<<<<
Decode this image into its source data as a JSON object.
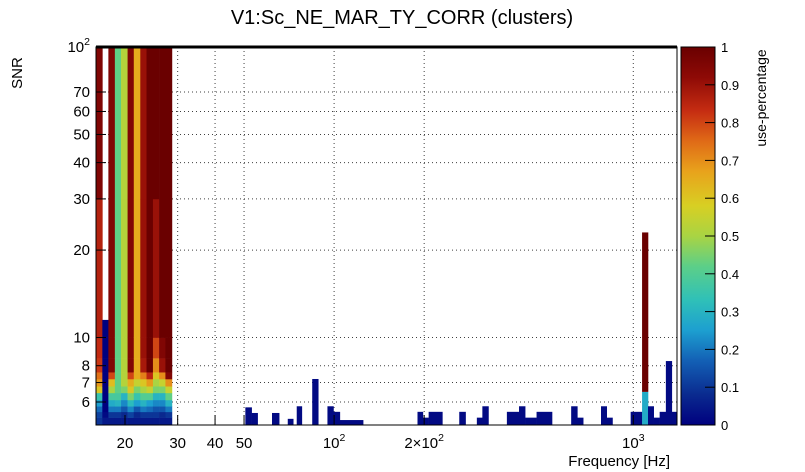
{
  "chart_data": {
    "type": "heatmap",
    "title": "V1:Sc_NE_MAR_TY_CORR (clusters)",
    "xlabel": "Frequency [Hz]",
    "ylabel": "SNR",
    "zlabel": "use-percentage",
    "x_scale": "log",
    "y_scale": "log",
    "xlim": [
      16,
      1400
    ],
    "ylim": [
      5,
      100
    ],
    "zlim": [
      0,
      1
    ],
    "grid": true,
    "x_ticks": [
      {
        "value": 20,
        "label": "20"
      },
      {
        "value": 30,
        "label": "30"
      },
      {
        "value": 40,
        "label": "40"
      },
      {
        "value": 50,
        "label": "50"
      },
      {
        "value": 100,
        "label": "10",
        "sup": "2"
      },
      {
        "value": 200,
        "label": "2×10",
        "sup": "2"
      },
      {
        "value": 1000,
        "label": "10",
        "sup": "3"
      }
    ],
    "y_ticks": [
      {
        "value": 6,
        "label": "6"
      },
      {
        "value": 7,
        "label": "7"
      },
      {
        "value": 8,
        "label": "8"
      },
      {
        "value": 10,
        "label": "10"
      },
      {
        "value": 20,
        "label": "20"
      },
      {
        "value": 30,
        "label": "30"
      },
      {
        "value": 40,
        "label": "40"
      },
      {
        "value": 50,
        "label": "50"
      },
      {
        "value": 60,
        "label": "60"
      },
      {
        "value": 70,
        "label": "70"
      },
      {
        "value": 100,
        "label": "10",
        "sup": "2"
      }
    ],
    "colorbar_ticks": [
      "0",
      "0.1",
      "0.2",
      "0.3",
      "0.4",
      "0.5",
      "0.6",
      "0.7",
      "0.8",
      "0.9",
      "1"
    ],
    "colorscale": [
      "#00007f",
      "#0a2a8f",
      "#1360b5",
      "#1d9fd0",
      "#2fc0b8",
      "#5ccf88",
      "#a9d443",
      "#d8cf23",
      "#e8a31c",
      "#e06b17",
      "#c62d12",
      "#8e0a06",
      "#6a0000"
    ],
    "x_bin_edges": [
      16,
      16.8,
      17.6,
      18.5,
      19.4,
      20.4,
      21.4,
      22.5,
      23.6,
      24.8,
      26.0,
      27.3,
      28.7
    ],
    "low_freq_columns": [
      {
        "snr_top": 100,
        "values": [
          0.1,
          0.12,
          0.18,
          0.25,
          0.35,
          0.6,
          0.68,
          0.74,
          0.82,
          0.84,
          0.86,
          0.95
        ]
      },
      {
        "snr_top": 11.5,
        "values": [
          0.05,
          0.02,
          0.0,
          0.0,
          0.0,
          0.0,
          0.0,
          0.0,
          0.0,
          0.0,
          0.0,
          0.0
        ]
      },
      {
        "snr_top": 100,
        "values": [
          0.05,
          0.1,
          0.2,
          0.28,
          0.38,
          0.5,
          0.62,
          0.8,
          0.95,
          0.95,
          0.95,
          0.95
        ]
      },
      {
        "snr_top": 100,
        "values": [
          0.05,
          0.1,
          0.2,
          0.3,
          0.38,
          0.42,
          0.42,
          0.42,
          0.42,
          0.42,
          0.42,
          0.42
        ]
      },
      {
        "snr_top": 100,
        "values": [
          0.05,
          0.08,
          0.15,
          0.22,
          0.3,
          0.45,
          0.52,
          0.52,
          0.52,
          0.52,
          0.52,
          0.52
        ]
      },
      {
        "snr_top": 100,
        "values": [
          0.05,
          0.12,
          0.22,
          0.32,
          0.45,
          0.6,
          0.65,
          0.8,
          0.95,
          0.95,
          0.95,
          0.95
        ]
      },
      {
        "snr_top": 100,
        "values": [
          0.05,
          0.08,
          0.15,
          0.25,
          0.35,
          0.45,
          0.55,
          0.65,
          0.65,
          0.65,
          0.65,
          0.65
        ]
      },
      {
        "snr_top": 100,
        "values": [
          0.05,
          0.1,
          0.2,
          0.3,
          0.4,
          0.5,
          0.6,
          0.72,
          0.88,
          0.9,
          0.9,
          0.9
        ]
      },
      {
        "snr_top": 100,
        "values": [
          0.05,
          0.1,
          0.18,
          0.25,
          0.4,
          0.55,
          0.68,
          0.85,
          1.0,
          1.0,
          1.0,
          1.0
        ]
      },
      {
        "snr_top": 100,
        "values": [
          0.05,
          0.1,
          0.15,
          0.22,
          0.3,
          0.45,
          0.5,
          0.6,
          0.7,
          0.8,
          0.9,
          1.0
        ]
      },
      {
        "snr_top": 100,
        "values": [
          0.05,
          0.08,
          0.15,
          0.22,
          0.3,
          0.45,
          0.55,
          0.7,
          0.9,
          0.95,
          1.0,
          1.0
        ]
      },
      {
        "snr_top": 100,
        "values": [
          0.05,
          0.1,
          0.2,
          0.3,
          0.42,
          0.55,
          0.7,
          0.95,
          1.0,
          1.0,
          1.0,
          1.0
        ]
      }
    ],
    "low_freq_snr_edges": [
      5,
      5.3,
      5.55,
      5.8,
      6.1,
      6.45,
      6.8,
      7.2,
      7.6,
      8.5,
      10,
      30,
      100
    ],
    "clusters": [
      {
        "f0": 50.5,
        "f1": 53.0,
        "snr_top": 5.75,
        "value": 0.02
      },
      {
        "f0": 53.0,
        "f1": 55.5,
        "snr_top": 5.5,
        "value": 0.02
      },
      {
        "f0": 62.0,
        "f1": 65.5,
        "snr_top": 5.5,
        "value": 0.02
      },
      {
        "f0": 70.0,
        "f1": 73.0,
        "snr_top": 5.25,
        "value": 0.02
      },
      {
        "f0": 75.0,
        "f1": 78.0,
        "snr_top": 5.8,
        "value": 0.02
      },
      {
        "f0": 84.5,
        "f1": 88.5,
        "snr_top": 7.2,
        "value": 0.02
      },
      {
        "f0": 95.0,
        "f1": 99.5,
        "snr_top": 5.8,
        "value": 0.02
      },
      {
        "f0": 99.5,
        "f1": 104.5,
        "snr_top": 5.55,
        "value": 0.02
      },
      {
        "f0": 104.5,
        "f1": 125.0,
        "snr_top": 5.2,
        "value": 0.02
      },
      {
        "f0": 190.0,
        "f1": 198.0,
        "snr_top": 5.55,
        "value": 0.02
      },
      {
        "f0": 198.0,
        "f1": 207.0,
        "snr_top": 5.3,
        "value": 0.02
      },
      {
        "f0": 207.0,
        "f1": 230.0,
        "snr_top": 5.55,
        "value": 0.02
      },
      {
        "f0": 262.0,
        "f1": 275.0,
        "snr_top": 5.55,
        "value": 0.02
      },
      {
        "f0": 300.0,
        "f1": 313.0,
        "snr_top": 5.3,
        "value": 0.02
      },
      {
        "f0": 313.0,
        "f1": 328.0,
        "snr_top": 5.8,
        "value": 0.02
      },
      {
        "f0": 378.0,
        "f1": 415.0,
        "snr_top": 5.55,
        "value": 0.02
      },
      {
        "f0": 415.0,
        "f1": 435.0,
        "snr_top": 5.8,
        "value": 0.02
      },
      {
        "f0": 435.0,
        "f1": 475.0,
        "snr_top": 5.3,
        "value": 0.02
      },
      {
        "f0": 475.0,
        "f1": 535.0,
        "snr_top": 5.55,
        "value": 0.02
      },
      {
        "f0": 620.0,
        "f1": 650.0,
        "snr_top": 5.8,
        "value": 0.02
      },
      {
        "f0": 650.0,
        "f1": 680.0,
        "snr_top": 5.3,
        "value": 0.02
      },
      {
        "f0": 780.0,
        "f1": 815.0,
        "snr_top": 5.8,
        "value": 0.02
      },
      {
        "f0": 815.0,
        "f1": 852.0,
        "snr_top": 5.3,
        "value": 0.02
      },
      {
        "f0": 980.0,
        "f1": 1070.0,
        "snr_top": 5.55,
        "value": 0.02
      },
      {
        "f0": 1070.0,
        "f1": 1120.0,
        "snr_top": 6.5,
        "value": 0.28
      },
      {
        "f0": 1070.0,
        "f1": 1120.0,
        "snr_top": 23.0,
        "value": 1.0,
        "snr_bottom": 6.5
      },
      {
        "f0": 1120.0,
        "f1": 1170.0,
        "snr_top": 5.8,
        "value": 0.02
      },
      {
        "f0": 1170.0,
        "f1": 1225.0,
        "snr_top": 5.3,
        "value": 0.02
      },
      {
        "f0": 1225.0,
        "f1": 1285.0,
        "snr_top": 5.55,
        "value": 0.02
      },
      {
        "f0": 1285.0,
        "f1": 1345.0,
        "snr_top": 8.3,
        "value": 0.02
      },
      {
        "f0": 1345.0,
        "f1": 1400.0,
        "snr_top": 5.55,
        "value": 0.02
      }
    ]
  }
}
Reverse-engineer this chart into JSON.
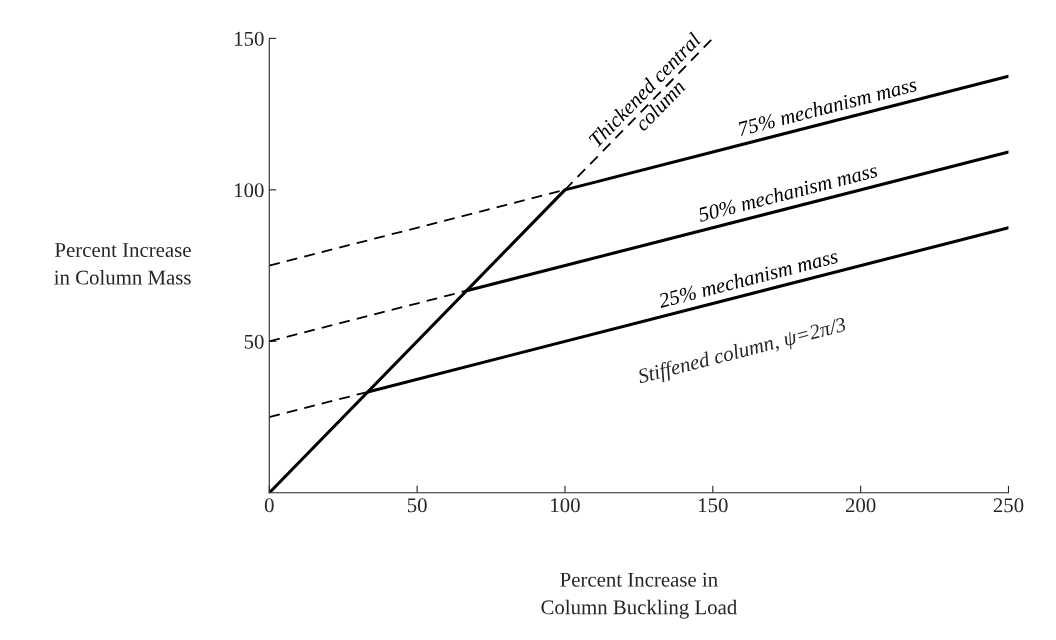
{
  "chart_data": {
    "type": "line",
    "xlabel": "Percent Increase in\nColumn Buckling Load",
    "ylabel": "Percent Increase\nin Column Mass",
    "xlim": [
      0,
      250
    ],
    "ylim": [
      0,
      150
    ],
    "xticks": [
      0,
      50,
      100,
      150,
      200,
      250
    ],
    "yticks": [
      50,
      100,
      150
    ],
    "series": [
      {
        "color": "#000000",
        "line_style": "solid",
        "x": [
          0,
          100
        ],
        "values": [
          0,
          100
        ]
      },
      {
        "name": "Thickened central\ncolumn",
        "color": "#000000",
        "line_style": "dashed",
        "x": [
          100,
          150
        ],
        "values": [
          100,
          150
        ]
      },
      {
        "color": "#000000",
        "line_style": "dashed",
        "x": [
          0,
          100
        ],
        "values": [
          75,
          100
        ]
      },
      {
        "name": "75% mechanism mass",
        "color": "#000000",
        "line_style": "solid",
        "x": [
          100,
          250
        ],
        "values": [
          100,
          137.5
        ]
      },
      {
        "color": "#000000",
        "line_style": "dashed",
        "x": [
          0,
          66.7
        ],
        "values": [
          50,
          66.7
        ]
      },
      {
        "name": "50% mechanism mass",
        "color": "#000000",
        "line_style": "solid",
        "x": [
          66.7,
          250
        ],
        "values": [
          66.7,
          112.5
        ]
      },
      {
        "color": "#000000",
        "line_style": "dashed",
        "x": [
          0,
          33.3
        ],
        "values": [
          25,
          33.3
        ]
      },
      {
        "name": "25% mechanism mass",
        "color": "#000000",
        "line_style": "solid",
        "x": [
          33.3,
          250
        ],
        "values": [
          33.3,
          87.5
        ]
      }
    ],
    "annotations": [
      "Stiffened column, ψ=2π/3"
    ],
    "legend": false,
    "grid": false,
    "marker": "none"
  }
}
>>>>
» **Exercise goal**
Locate the line containing "Reverse-engineer this chart into JSON." in the material above, then repeat it and every later line exactly, with no pictures.

» **Answer for the task**
Reverse-engineer this chart into JSON.
{
  "chart_data": {
    "type": "line",
    "xlabel": "Percent Increase in\nColumn Buckling Load",
    "ylabel": "Percent Increase\nin Column Mass",
    "xlim": [
      0,
      250
    ],
    "ylim": [
      0,
      150
    ],
    "xticks": [
      0,
      50,
      100,
      150,
      200,
      250
    ],
    "yticks": [
      50,
      100,
      150
    ],
    "series": [
      {
        "color": "#000000",
        "line_style": "solid",
        "x": [
          0,
          100
        ],
        "values": [
          0,
          100
        ]
      },
      {
        "name": "Thickened central\ncolumn",
        "color": "#000000",
        "line_style": "dashed",
        "x": [
          100,
          150
        ],
        "values": [
          100,
          150
        ]
      },
      {
        "color": "#000000",
        "line_style": "dashed",
        "x": [
          0,
          100
        ],
        "values": [
          75,
          100
        ]
      },
      {
        "name": "75% mechanism mass",
        "color": "#000000",
        "line_style": "solid",
        "x": [
          100,
          250
        ],
        "values": [
          100,
          137.5
        ]
      },
      {
        "color": "#000000",
        "line_style": "dashed",
        "x": [
          0,
          66.7
        ],
        "values": [
          50,
          66.7
        ]
      },
      {
        "name": "50% mechanism mass",
        "color": "#000000",
        "line_style": "solid",
        "x": [
          66.7,
          250
        ],
        "values": [
          66.7,
          112.5
        ]
      },
      {
        "color": "#000000",
        "line_style": "dashed",
        "x": [
          0,
          33.3
        ],
        "values": [
          25,
          33.3
        ]
      },
      {
        "name": "25% mechanism mass",
        "color": "#000000",
        "line_style": "solid",
        "x": [
          33.3,
          250
        ],
        "values": [
          33.3,
          87.5
        ]
      }
    ],
    "annotations": [
      "Stiffened column, ψ=2π/3"
    ],
    "legend": false,
    "grid": false,
    "marker": "none"
  }
}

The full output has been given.